Each line in the entries below that holds the string "JSON" is to be listed.
───── Supplied material ─────
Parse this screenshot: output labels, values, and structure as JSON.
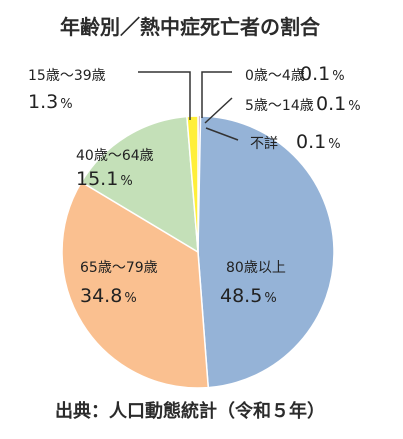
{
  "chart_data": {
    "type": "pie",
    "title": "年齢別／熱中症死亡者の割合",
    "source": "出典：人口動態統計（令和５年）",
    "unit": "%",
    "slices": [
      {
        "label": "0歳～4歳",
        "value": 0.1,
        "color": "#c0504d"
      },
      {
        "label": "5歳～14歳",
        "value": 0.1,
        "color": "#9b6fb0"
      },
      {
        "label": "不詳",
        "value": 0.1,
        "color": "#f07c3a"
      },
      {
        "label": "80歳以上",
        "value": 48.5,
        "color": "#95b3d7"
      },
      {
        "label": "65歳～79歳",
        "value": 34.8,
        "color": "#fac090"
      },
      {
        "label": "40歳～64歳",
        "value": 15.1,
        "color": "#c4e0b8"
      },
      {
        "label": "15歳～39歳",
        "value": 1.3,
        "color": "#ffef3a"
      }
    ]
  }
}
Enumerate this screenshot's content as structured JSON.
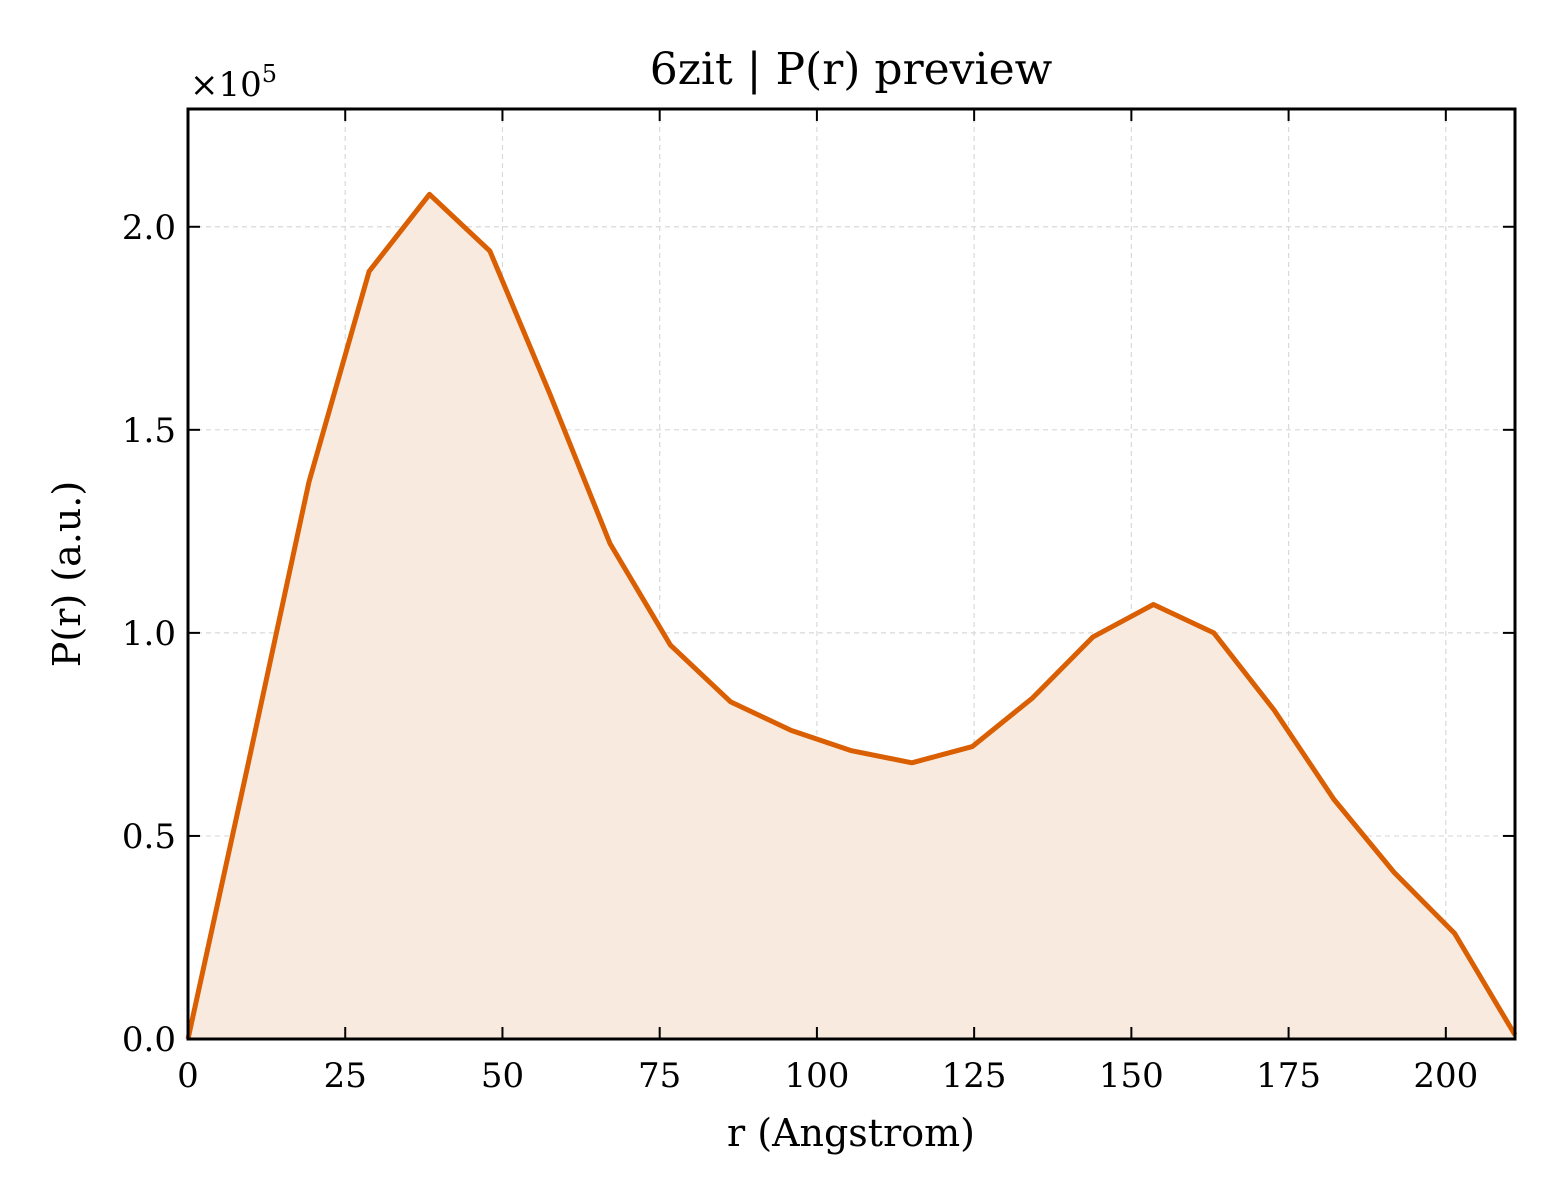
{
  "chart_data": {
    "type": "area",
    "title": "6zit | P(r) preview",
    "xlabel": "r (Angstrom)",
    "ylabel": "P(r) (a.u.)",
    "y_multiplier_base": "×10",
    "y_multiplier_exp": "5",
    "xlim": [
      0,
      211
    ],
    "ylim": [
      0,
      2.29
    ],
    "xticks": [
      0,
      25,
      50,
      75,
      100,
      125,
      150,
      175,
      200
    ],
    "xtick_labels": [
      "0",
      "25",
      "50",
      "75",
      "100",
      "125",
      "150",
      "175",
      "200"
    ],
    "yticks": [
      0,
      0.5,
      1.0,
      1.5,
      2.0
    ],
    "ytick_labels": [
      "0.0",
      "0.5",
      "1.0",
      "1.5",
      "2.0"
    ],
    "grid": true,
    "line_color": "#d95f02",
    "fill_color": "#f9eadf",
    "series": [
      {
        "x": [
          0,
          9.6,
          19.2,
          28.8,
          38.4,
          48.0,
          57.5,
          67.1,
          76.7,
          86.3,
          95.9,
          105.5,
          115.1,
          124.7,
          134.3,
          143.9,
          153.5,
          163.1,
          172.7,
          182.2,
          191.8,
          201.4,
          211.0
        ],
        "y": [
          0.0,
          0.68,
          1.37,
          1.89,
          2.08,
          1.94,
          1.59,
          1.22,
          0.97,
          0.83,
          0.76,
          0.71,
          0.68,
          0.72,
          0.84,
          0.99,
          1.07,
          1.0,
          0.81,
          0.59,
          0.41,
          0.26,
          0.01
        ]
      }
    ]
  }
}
─────
* **Solution**:
Parse this screenshot: output labels, values, and structure as JSON.
Enumerate this screenshot's content as structured JSON.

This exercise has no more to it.